» Work to complete: Output each line of the material exactly as it stands.

[Some records]
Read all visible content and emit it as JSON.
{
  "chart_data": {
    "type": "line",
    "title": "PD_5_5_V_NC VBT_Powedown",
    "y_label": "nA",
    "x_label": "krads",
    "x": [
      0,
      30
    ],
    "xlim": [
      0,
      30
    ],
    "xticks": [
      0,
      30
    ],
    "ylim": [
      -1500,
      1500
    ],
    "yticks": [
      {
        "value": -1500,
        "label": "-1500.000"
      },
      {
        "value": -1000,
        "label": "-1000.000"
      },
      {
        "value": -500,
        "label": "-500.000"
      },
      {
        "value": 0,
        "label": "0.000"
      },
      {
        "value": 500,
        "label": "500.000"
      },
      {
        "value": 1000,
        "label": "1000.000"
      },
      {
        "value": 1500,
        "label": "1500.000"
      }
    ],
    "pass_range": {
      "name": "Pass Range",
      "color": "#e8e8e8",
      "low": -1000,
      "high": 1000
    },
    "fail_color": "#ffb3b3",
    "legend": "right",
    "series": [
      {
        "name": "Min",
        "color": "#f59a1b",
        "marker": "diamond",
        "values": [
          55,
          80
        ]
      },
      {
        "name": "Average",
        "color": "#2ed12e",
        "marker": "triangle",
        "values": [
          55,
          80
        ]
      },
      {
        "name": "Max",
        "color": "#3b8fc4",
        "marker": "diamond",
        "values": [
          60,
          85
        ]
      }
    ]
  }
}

» Task answer:
Read all visible content and emit it as JSON.
{
  "chart_data": {
    "type": "line",
    "title": "PD_5_5_V_NC VBT_Powedown",
    "y_label": "nA",
    "x_label": "krads",
    "x": [
      0,
      30
    ],
    "xlim": [
      0,
      30
    ],
    "xticks": [
      0,
      30
    ],
    "ylim": [
      -1500,
      1500
    ],
    "yticks": [
      {
        "value": -1500,
        "label": "-1500.000"
      },
      {
        "value": -1000,
        "label": "-1000.000"
      },
      {
        "value": -500,
        "label": "-500.000"
      },
      {
        "value": 0,
        "label": "0.000"
      },
      {
        "value": 500,
        "label": "500.000"
      },
      {
        "value": 1000,
        "label": "1000.000"
      },
      {
        "value": 1500,
        "label": "1500.000"
      }
    ],
    "pass_range": {
      "name": "Pass Range",
      "color": "#e8e8e8",
      "low": -1000,
      "high": 1000
    },
    "fail_color": "#ffb3b3",
    "legend": "right",
    "series": [
      {
        "name": "Min",
        "color": "#f59a1b",
        "marker": "diamond",
        "values": [
          55,
          80
        ]
      },
      {
        "name": "Average",
        "color": "#2ed12e",
        "marker": "triangle",
        "values": [
          55,
          80
        ]
      },
      {
        "name": "Max",
        "color": "#3b8fc4",
        "marker": "diamond",
        "values": [
          60,
          85
        ]
      }
    ]
  }
}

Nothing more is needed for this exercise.